To be done
Repeat every record below exactly, leaving out the pictures.

Figure dataset records
__________________________________________________

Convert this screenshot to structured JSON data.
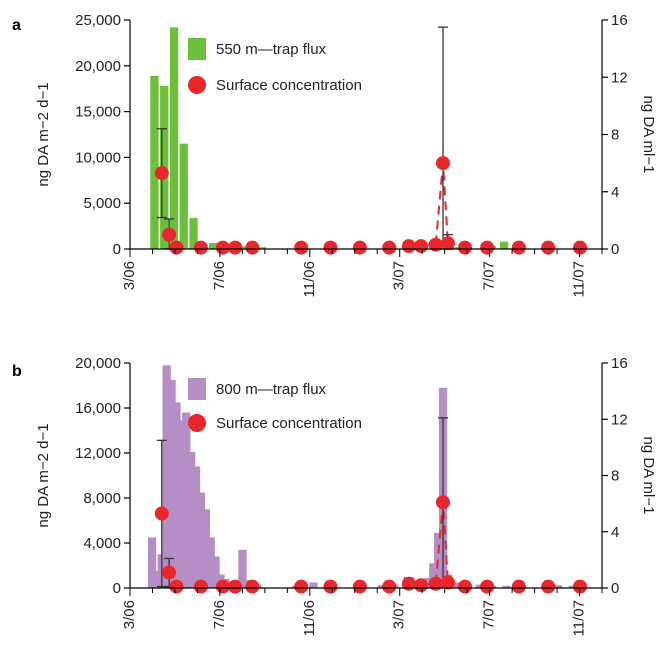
{
  "chart_data": [
    {
      "panel": "a",
      "type": "bar",
      "ylabel": "ng DA m−2 d−1",
      "y2label": "ng DA ml−1",
      "ylim": [
        0,
        25000
      ],
      "y2lim": [
        0,
        16
      ],
      "yticks": [
        "0",
        "5,000",
        "10,000",
        "15,000",
        "20,000",
        "25,000"
      ],
      "y2ticks": [
        "0",
        "4",
        "8",
        "12",
        "16"
      ],
      "xticks": [
        "3/06",
        "7/06",
        "11/06",
        "3/07",
        "7/07",
        "11/07"
      ],
      "bar_color": "#6cbf3a",
      "point_color": "#e8262b",
      "legend": {
        "bar": "550 m—trap flux",
        "point": "Surface concentration"
      },
      "bars": [
        {
          "x": 1.0,
          "value": 18900
        },
        {
          "x": 1.4,
          "value": 17800
        },
        {
          "x": 1.8,
          "value": 24200
        },
        {
          "x": 2.2,
          "value": 11500
        },
        {
          "x": 2.6,
          "value": 3400
        },
        {
          "x": 3.0,
          "value": 200
        },
        {
          "x": 3.4,
          "value": 650
        },
        {
          "x": 3.8,
          "value": 600
        },
        {
          "x": 4.2,
          "value": 250
        },
        {
          "x": 4.6,
          "value": 300
        },
        {
          "x": 5.0,
          "value": 150
        },
        {
          "x": 5.4,
          "value": 200
        },
        {
          "x": 13.3,
          "value": 200
        },
        {
          "x": 13.8,
          "value": 400
        },
        {
          "x": 14.8,
          "value": 350
        },
        {
          "x": 15.3,
          "value": 800
        }
      ],
      "points": [
        {
          "x": 1.3,
          "y": 5.3,
          "err": 3.1
        },
        {
          "x": 1.6,
          "y": 1.0,
          "err": 1.1
        },
        {
          "x": 1.9,
          "y": 0.1
        },
        {
          "x": 2.9,
          "y": 0.1
        },
        {
          "x": 3.8,
          "y": 0.1
        },
        {
          "x": 4.3,
          "y": 0.1
        },
        {
          "x": 5.0,
          "y": 0.1
        },
        {
          "x": 7.0,
          "y": 0.1
        },
        {
          "x": 8.2,
          "y": 0.1
        },
        {
          "x": 9.4,
          "y": 0.1
        },
        {
          "x": 10.6,
          "y": 0.1
        },
        {
          "x": 11.4,
          "y": 0.2,
          "err": 0.3
        },
        {
          "x": 11.9,
          "y": 0.2
        },
        {
          "x": 12.5,
          "y": 0.3
        },
        {
          "x": 12.8,
          "y": 6.0,
          "err": 9.5
        },
        {
          "x": 13.0,
          "y": 0.4,
          "err": 0.6
        },
        {
          "x": 13.7,
          "y": 0.1
        },
        {
          "x": 14.6,
          "y": 0.1
        },
        {
          "x": 15.9,
          "y": 0.1
        },
        {
          "x": 17.1,
          "y": 0.1
        },
        {
          "x": 18.4,
          "y": 0.1
        }
      ],
      "dashed_line_segments": [
        [
          11.9,
          12.5,
          12.8,
          13.0
        ]
      ]
    },
    {
      "panel": "b",
      "type": "bar",
      "ylabel": "ng DA m−2 d−1",
      "y2label": "ng DA ml−1",
      "ylim": [
        0,
        20000
      ],
      "y2lim": [
        0,
        16
      ],
      "yticks": [
        "0",
        "4,000",
        "8,000",
        "12,000",
        "16,000",
        "20,000"
      ],
      "y2ticks": [
        "0",
        "4",
        "8",
        "12",
        "16"
      ],
      "xticks": [
        "3/06",
        "7/06",
        "11/06",
        "3/07",
        "7/07",
        "11/07"
      ],
      "bar_color": "#b68ec6",
      "point_color": "#e8262b",
      "legend": {
        "bar": "800 m—trap flux",
        "point": "Surface concentration"
      },
      "bars": [
        {
          "x": 0.9,
          "value": 4500
        },
        {
          "x": 1.1,
          "value": 1500
        },
        {
          "x": 1.3,
          "value": 3000
        },
        {
          "x": 1.5,
          "value": 19800
        },
        {
          "x": 1.7,
          "value": 18500
        },
        {
          "x": 1.9,
          "value": 16500
        },
        {
          "x": 2.1,
          "value": 14900
        },
        {
          "x": 2.3,
          "value": 15600
        },
        {
          "x": 2.5,
          "value": 12100
        },
        {
          "x": 2.7,
          "value": 10800
        },
        {
          "x": 2.9,
          "value": 8500
        },
        {
          "x": 3.1,
          "value": 7000
        },
        {
          "x": 3.3,
          "value": 4500
        },
        {
          "x": 3.5,
          "value": 2800
        },
        {
          "x": 3.7,
          "value": 1200
        },
        {
          "x": 3.9,
          "value": 800
        },
        {
          "x": 4.1,
          "value": 600
        },
        {
          "x": 4.3,
          "value": 300
        },
        {
          "x": 4.6,
          "value": 3400
        },
        {
          "x": 4.9,
          "value": 700
        },
        {
          "x": 5.2,
          "value": 300
        },
        {
          "x": 6.8,
          "value": 200
        },
        {
          "x": 7.5,
          "value": 500
        },
        {
          "x": 10.3,
          "value": 250
        },
        {
          "x": 10.8,
          "value": 300
        },
        {
          "x": 11.3,
          "value": 400
        },
        {
          "x": 11.8,
          "value": 350
        },
        {
          "x": 12.2,
          "value": 900
        },
        {
          "x": 12.4,
          "value": 2200
        },
        {
          "x": 12.6,
          "value": 4900
        },
        {
          "x": 12.8,
          "value": 17800
        },
        {
          "x": 13.0,
          "value": 1200
        },
        {
          "x": 13.3,
          "value": 500
        },
        {
          "x": 13.8,
          "value": 250
        },
        {
          "x": 14.3,
          "value": 300
        },
        {
          "x": 14.8,
          "value": 200
        },
        {
          "x": 15.4,
          "value": 200
        },
        {
          "x": 17.5,
          "value": 250
        },
        {
          "x": 18.1,
          "value": 200
        }
      ],
      "points": [
        {
          "x": 1.3,
          "y": 5.3,
          "err": 5.2
        },
        {
          "x": 1.6,
          "y": 1.1,
          "err": 1.0
        },
        {
          "x": 1.9,
          "y": 0.1
        },
        {
          "x": 2.9,
          "y": 0.1
        },
        {
          "x": 3.8,
          "y": 0.1
        },
        {
          "x": 4.3,
          "y": 0.1
        },
        {
          "x": 5.0,
          "y": 0.1
        },
        {
          "x": 7.0,
          "y": 0.1
        },
        {
          "x": 8.2,
          "y": 0.1
        },
        {
          "x": 9.4,
          "y": 0.1
        },
        {
          "x": 10.6,
          "y": 0.1
        },
        {
          "x": 11.4,
          "y": 0.3,
          "err": 0.4
        },
        {
          "x": 11.9,
          "y": 0.2
        },
        {
          "x": 12.5,
          "y": 0.3
        },
        {
          "x": 12.8,
          "y": 6.1,
          "err": 6.0
        },
        {
          "x": 13.0,
          "y": 0.4
        },
        {
          "x": 13.7,
          "y": 0.1
        },
        {
          "x": 14.6,
          "y": 0.1
        },
        {
          "x": 15.9,
          "y": 0.1
        },
        {
          "x": 17.1,
          "y": 0.1
        },
        {
          "x": 18.4,
          "y": 0.1
        }
      ],
      "dashed_line_segments": [
        [
          11.9,
          12.5,
          12.8,
          13.0
        ]
      ]
    }
  ]
}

__________________________________________________

Completed task
Convert this screenshot to structured JSON data.
{
  "chart_data": [
    {
      "panel": "a",
      "type": "bar",
      "ylabel": "ng DA m−2 d−1",
      "y2label": "ng DA ml−1",
      "ylim": [
        0,
        25000
      ],
      "y2lim": [
        0,
        16
      ],
      "yticks": [
        "0",
        "5,000",
        "10,000",
        "15,000",
        "20,000",
        "25,000"
      ],
      "y2ticks": [
        "0",
        "4",
        "8",
        "12",
        "16"
      ],
      "xticks": [
        "3/06",
        "7/06",
        "11/06",
        "3/07",
        "7/07",
        "11/07"
      ],
      "bar_color": "#6cbf3a",
      "point_color": "#e8262b",
      "legend": {
        "bar": "550 m—trap flux",
        "point": "Surface concentration"
      },
      "bars": [
        {
          "x": 1.0,
          "value": 18900
        },
        {
          "x": 1.4,
          "value": 17800
        },
        {
          "x": 1.8,
          "value": 24200
        },
        {
          "x": 2.2,
          "value": 11500
        },
        {
          "x": 2.6,
          "value": 3400
        },
        {
          "x": 3.0,
          "value": 200
        },
        {
          "x": 3.4,
          "value": 650
        },
        {
          "x": 3.8,
          "value": 600
        },
        {
          "x": 4.2,
          "value": 250
        },
        {
          "x": 4.6,
          "value": 300
        },
        {
          "x": 5.0,
          "value": 150
        },
        {
          "x": 5.4,
          "value": 200
        },
        {
          "x": 13.3,
          "value": 200
        },
        {
          "x": 13.8,
          "value": 400
        },
        {
          "x": 14.8,
          "value": 350
        },
        {
          "x": 15.3,
          "value": 800
        }
      ],
      "points": [
        {
          "x": 1.3,
          "y": 5.3,
          "err": 3.1
        },
        {
          "x": 1.6,
          "y": 1.0,
          "err": 1.1
        },
        {
          "x": 1.9,
          "y": 0.1
        },
        {
          "x": 2.9,
          "y": 0.1
        },
        {
          "x": 3.8,
          "y": 0.1
        },
        {
          "x": 4.3,
          "y": 0.1
        },
        {
          "x": 5.0,
          "y": 0.1
        },
        {
          "x": 7.0,
          "y": 0.1
        },
        {
          "x": 8.2,
          "y": 0.1
        },
        {
          "x": 9.4,
          "y": 0.1
        },
        {
          "x": 10.6,
          "y": 0.1
        },
        {
          "x": 11.4,
          "y": 0.2,
          "err": 0.3
        },
        {
          "x": 11.9,
          "y": 0.2
        },
        {
          "x": 12.5,
          "y": 0.3
        },
        {
          "x": 12.8,
          "y": 6.0,
          "err": 9.5
        },
        {
          "x": 13.0,
          "y": 0.4,
          "err": 0.6
        },
        {
          "x": 13.7,
          "y": 0.1
        },
        {
          "x": 14.6,
          "y": 0.1
        },
        {
          "x": 15.9,
          "y": 0.1
        },
        {
          "x": 17.1,
          "y": 0.1
        },
        {
          "x": 18.4,
          "y": 0.1
        }
      ],
      "dashed_line_segments": [
        [
          11.9,
          12.5,
          12.8,
          13.0
        ]
      ]
    },
    {
      "panel": "b",
      "type": "bar",
      "ylabel": "ng DA m−2 d−1",
      "y2label": "ng DA ml−1",
      "ylim": [
        0,
        20000
      ],
      "y2lim": [
        0,
        16
      ],
      "yticks": [
        "0",
        "4,000",
        "8,000",
        "12,000",
        "16,000",
        "20,000"
      ],
      "y2ticks": [
        "0",
        "4",
        "8",
        "12",
        "16"
      ],
      "xticks": [
        "3/06",
        "7/06",
        "11/06",
        "3/07",
        "7/07",
        "11/07"
      ],
      "bar_color": "#b68ec6",
      "point_color": "#e8262b",
      "legend": {
        "bar": "800 m—trap flux",
        "point": "Surface concentration"
      },
      "bars": [
        {
          "x": 0.9,
          "value": 4500
        },
        {
          "x": 1.1,
          "value": 1500
        },
        {
          "x": 1.3,
          "value": 3000
        },
        {
          "x": 1.5,
          "value": 19800
        },
        {
          "x": 1.7,
          "value": 18500
        },
        {
          "x": 1.9,
          "value": 16500
        },
        {
          "x": 2.1,
          "value": 14900
        },
        {
          "x": 2.3,
          "value": 15600
        },
        {
          "x": 2.5,
          "value": 12100
        },
        {
          "x": 2.7,
          "value": 10800
        },
        {
          "x": 2.9,
          "value": 8500
        },
        {
          "x": 3.1,
          "value": 7000
        },
        {
          "x": 3.3,
          "value": 4500
        },
        {
          "x": 3.5,
          "value": 2800
        },
        {
          "x": 3.7,
          "value": 1200
        },
        {
          "x": 3.9,
          "value": 800
        },
        {
          "x": 4.1,
          "value": 600
        },
        {
          "x": 4.3,
          "value": 300
        },
        {
          "x": 4.6,
          "value": 3400
        },
        {
          "x": 4.9,
          "value": 700
        },
        {
          "x": 5.2,
          "value": 300
        },
        {
          "x": 6.8,
          "value": 200
        },
        {
          "x": 7.5,
          "value": 500
        },
        {
          "x": 10.3,
          "value": 250
        },
        {
          "x": 10.8,
          "value": 300
        },
        {
          "x": 11.3,
          "value": 400
        },
        {
          "x": 11.8,
          "value": 350
        },
        {
          "x": 12.2,
          "value": 900
        },
        {
          "x": 12.4,
          "value": 2200
        },
        {
          "x": 12.6,
          "value": 4900
        },
        {
          "x": 12.8,
          "value": 17800
        },
        {
          "x": 13.0,
          "value": 1200
        },
        {
          "x": 13.3,
          "value": 500
        },
        {
          "x": 13.8,
          "value": 250
        },
        {
          "x": 14.3,
          "value": 300
        },
        {
          "x": 14.8,
          "value": 200
        },
        {
          "x": 15.4,
          "value": 200
        },
        {
          "x": 17.5,
          "value": 250
        },
        {
          "x": 18.1,
          "value": 200
        }
      ],
      "points": [
        {
          "x": 1.3,
          "y": 5.3,
          "err": 5.2
        },
        {
          "x": 1.6,
          "y": 1.1,
          "err": 1.0
        },
        {
          "x": 1.9,
          "y": 0.1
        },
        {
          "x": 2.9,
          "y": 0.1
        },
        {
          "x": 3.8,
          "y": 0.1
        },
        {
          "x": 4.3,
          "y": 0.1
        },
        {
          "x": 5.0,
          "y": 0.1
        },
        {
          "x": 7.0,
          "y": 0.1
        },
        {
          "x": 8.2,
          "y": 0.1
        },
        {
          "x": 9.4,
          "y": 0.1
        },
        {
          "x": 10.6,
          "y": 0.1
        },
        {
          "x": 11.4,
          "y": 0.3,
          "err": 0.4
        },
        {
          "x": 11.9,
          "y": 0.2
        },
        {
          "x": 12.5,
          "y": 0.3
        },
        {
          "x": 12.8,
          "y": 6.1,
          "err": 6.0
        },
        {
          "x": 13.0,
          "y": 0.4
        },
        {
          "x": 13.7,
          "y": 0.1
        },
        {
          "x": 14.6,
          "y": 0.1
        },
        {
          "x": 15.9,
          "y": 0.1
        },
        {
          "x": 17.1,
          "y": 0.1
        },
        {
          "x": 18.4,
          "y": 0.1
        }
      ],
      "dashed_line_segments": [
        [
          11.9,
          12.5,
          12.8,
          13.0
        ]
      ]
    }
  ]
}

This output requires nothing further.